**** Document ****
Subject: Re: Retrocomputing, VAXen, and NetBSD
To: Michael Sokolov <sokolov@alpha.CES.CWRU.Edu>
From: David Brownlee <abs@anim.dreamworks.com>
List: port-vax
Date: 02/21/1998 22:14:23
On Sun, 22 Feb 1998, Michael Sokolov wrote:

>    Jacob H. Suter <jsuter@intrastar.net> wrote:
> > The problem is with farms is that one thing goes down, its
> > broken.  Lets say your central NFS server for /home and /var/mail
> > die...  You're screwed.
>    
>    Why can't the same happen with a single box?
>    
	With a farm you have multiple points of failure:
	Comparing 1 box with a 95% reliability rate to a farm of 10
	with the same rate (per box:

	    			Probablility of failures
	    One box		  1 - 0.95
				= 0.05 or 5%

	    Ten boxes		  1 - .95*.95*.95*.95*.95*.95*.95*.95*.95*.95
				= 1 - 0.60 
				= 0.40 or 40%

	This is rather simplistic as it assumes all failures are equally
	disruptive, but it does illustrate the point.
**** Data shown ****
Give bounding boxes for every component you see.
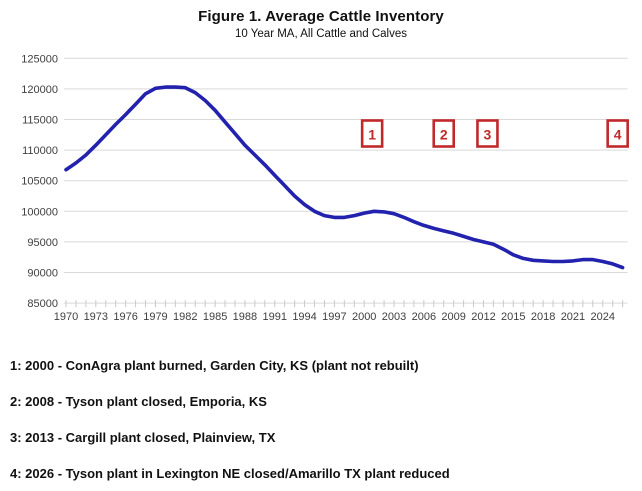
svg-text:2000: 2000 [352,311,376,323]
svg-text:120000: 120000 [21,84,58,96]
svg-text:1973: 1973 [84,311,108,323]
y-axis-labels: 85000 90000 95000 100000 105000 110000 115000 1… [21,53,58,310]
svg-text:1988: 1988 [233,311,257,323]
x-axis-labels: 1970 1973 1976 1979 1982 1985 1988 1991 1994 1997… [54,311,615,323]
event-marker-4: 4 [606,119,629,148]
svg-text:1979: 1979 [143,311,167,323]
event-marker-3: 3 [476,119,499,148]
svg-text:2006: 2006 [412,311,436,323]
svg-text:2009: 2009 [441,311,465,323]
svg-text:1982: 1982 [173,311,197,323]
svg-text:105000: 105000 [21,176,58,188]
svg-text:125000: 125000 [21,53,58,65]
svg-text:2012: 2012 [471,311,495,323]
footnote-2: 2: 2008 - Tyson plant closed, Emporia, K… [10,394,267,409]
cattle-chart-svg: 85000 90000 95000 100000 105000 110000 115000 1… [21,53,629,323]
footnotes: 1: 2000 - ConAgra plant burned, Garden C… [10,358,636,491]
chart-subtitle: 10 Year MA, All Cattle and Calves [235,28,407,40]
footnote-3: 3: 2013 - Cargill plant closed, Plainvie… [10,430,276,445]
event-marker-2: 2 [432,119,456,148]
svg-text:115000: 115000 [22,115,58,127]
svg-text:85000: 85000 [27,298,58,310]
svg-text:1970: 1970 [54,311,78,323]
gridlines [64,57,628,304]
svg-text:1985: 1985 [203,311,227,323]
svg-text:1: 1 [368,127,376,143]
svg-text:1976: 1976 [113,311,137,323]
svg-text:1994: 1994 [292,311,316,323]
svg-text:2018: 2018 [531,311,555,323]
svg-text:110000: 110000 [22,145,58,157]
svg-text:2: 2 [440,127,448,143]
svg-text:3: 3 [484,127,492,143]
svg-text:2003: 2003 [382,311,406,323]
x-axis-ticks [65,300,624,308]
svg-text:1991: 1991 [262,311,286,323]
svg-text:95000: 95000 [27,237,58,249]
footnote-1: 1: 2000 - ConAgra plant burned, Garden C… [10,358,419,373]
svg-text:2015: 2015 [501,311,525,323]
event-marker-1: 1 [360,119,384,148]
svg-text:2024: 2024 [591,311,615,323]
svg-text:90000: 90000 [27,268,58,280]
svg-text:2021: 2021 [561,311,585,323]
svg-text:1997: 1997 [322,311,346,323]
chart-title: Figure 1. Average Cattle Inventory [198,8,444,25]
svg-text:100000: 100000 [21,206,58,218]
footnote-4: 4: 2026 - Tyson plant in Lexington NE cl… [10,466,450,481]
svg-text:4: 4 [614,127,622,143]
inventory-line [64,85,625,270]
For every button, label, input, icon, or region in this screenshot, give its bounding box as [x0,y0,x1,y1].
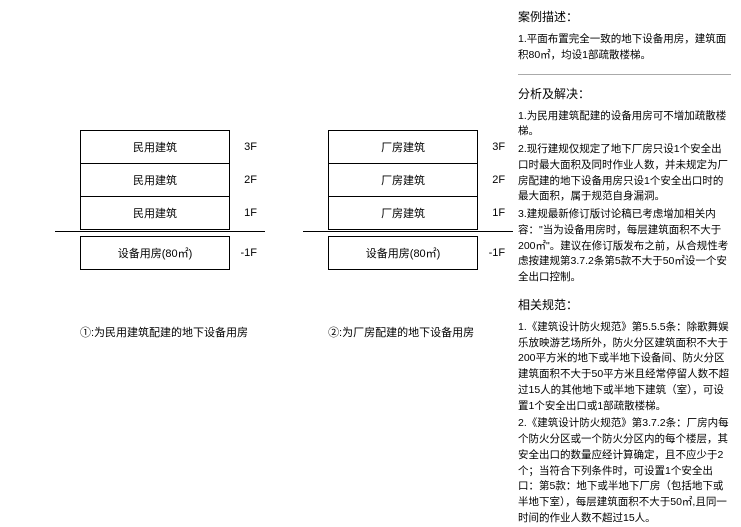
floor-3f: 厂房建筑 3F [328,130,478,164]
floor-label: 3F [244,141,257,153]
floor-2f: 民用建筑 2F [80,163,230,197]
floor-b1: 设备用房(80㎡) -1F [80,236,230,270]
building-1-wrap: 民用建筑 3F 民用建筑 2F 民用建筑 1F 设备用房(80㎡) -1F ①:… [80,130,248,340]
floor-label: 2F [244,174,257,186]
floor-name: 民用建筑 [133,139,177,155]
floor-name: 厂房建筑 [381,205,425,221]
floor-3f: 民用建筑 3F [80,130,230,164]
floor-name: 厂房建筑 [381,139,425,155]
floor-name: 厂房建筑 [381,172,425,188]
analysis-p2: 2.现行建规仅规定了地下厂房只设1个安全出口时最大面积及同时作业人数，并未规定为… [518,142,731,205]
building-1: 民用建筑 3F 民用建筑 2F 民用建筑 1F 设备用房(80㎡) -1F [80,130,230,269]
floor-name: 民用建筑 [133,205,177,221]
analysis-p3: 3.建规最新修订版讨论稿已考虑增加相关内容："当为设备用房时，每层建筑面积不大于… [518,207,731,286]
diagram-caption: ②:为厂房配建的地下设备用房 [328,324,474,340]
case-text: 1.平面布置完全一致的地下设备用房，建筑面积80㎡，均设1部疏散楼梯。 [518,32,731,64]
ground-line [55,231,265,232]
analysis-p1: 1.为民用建筑配建的设备用房可不增加疏散楼梯。 [518,109,731,141]
floor-name: 设备用房(80㎡) [118,245,193,261]
floor-b1: 设备用房(80㎡) -1F [328,236,478,270]
floor-label: 1F [492,207,505,219]
regulation-title: 相关规范： [518,296,731,314]
floor-1f: 厂房建筑 1F [328,196,478,230]
floor-label: 1F [244,207,257,219]
case-title: 案例描述： [518,8,731,26]
regulation-p1: 1.《建筑设计防火规范》第5.5.5条：除歌舞娱乐放映游艺场所外，防火分区建筑面… [518,320,731,415]
building-2-wrap: 厂房建筑 3F 厂房建筑 2F 厂房建筑 1F 设备用房(80㎡) -1F ②:… [328,130,478,340]
ground-line [303,231,513,232]
floor-name: 民用建筑 [133,172,177,188]
section-divider [518,74,731,75]
floor-label: 3F [492,141,505,153]
floor-label: -1F [241,247,258,259]
building-2: 厂房建筑 3F 厂房建筑 2F 厂房建筑 1F 设备用房(80㎡) -1F [328,130,478,269]
text-panel: 案例描述： 1.平面布置完全一致的地下设备用房，建筑面积80㎡，均设1部疏散楼梯… [508,0,741,506]
floor-label: 2F [492,174,505,186]
diagram-caption: ①:为民用建筑配建的地下设备用房 [80,324,248,340]
diagrams-container: 民用建筑 3F 民用建筑 2F 民用建筑 1F 设备用房(80㎡) -1F ①:… [80,130,488,340]
floor-1f: 民用建筑 1F [80,196,230,230]
diagram-panel: 民用建筑 3F 民用建筑 2F 民用建筑 1F 设备用房(80㎡) -1F ①:… [0,0,508,506]
floor-label: -1F [489,247,506,259]
floor-name: 设备用房(80㎡) [366,245,441,261]
analysis-title: 分析及解决： [518,85,731,103]
floor-2f: 厂房建筑 2F [328,163,478,197]
regulation-p2: 2.《建筑设计防火规范》第3.7.2条：厂房内每个防火分区或一个防火分区内的每个… [518,416,731,526]
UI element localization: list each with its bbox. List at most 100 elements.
****
**Task requirements**
A. In the mailing list post, extract the passage from "Subject: Re: Retrocomputing, VAXen, and" up to and including "a single box?".
B. In the mailing list post, what reliability rate per box does the comparison between one box and a farm of ten assume?
C. According to the mailing list post, why is a farm of ten boxes more likely to suffer a failure than a single box?

**Answers for the tasks**
A.
Subject: Re: Retrocomputing, VAXen, and NetBSD
To: Michael Sokolov <sokolov@alpha.CES.CWRU.Edu>
From: David Brownlee <abs@anim.dreamworks.com>
List: port-vax
Date: 02/21/1998 22:14:23
On Sun, 22 Feb 1998, Michael Sokolov wrote:

>    Jacob H. Suter <jsuter@intrastar.net> wrote:
> > The problem is with farms is that one thing goes down, its
> > broken.  Lets say your central NFS server for /home and /var/mail
> > die...  You're screwed.
>    
>    Why can't the same happen with a single box?

B. 95% reliability per box.

C. A farm has multiple points of failure. With each box at 95% reliability, one box has a 5% chance of failure, while ten boxes have a 1 - 0.60, or 40%, chance. The post notes that this is simplistic because it assumes all failures are equally disruptive.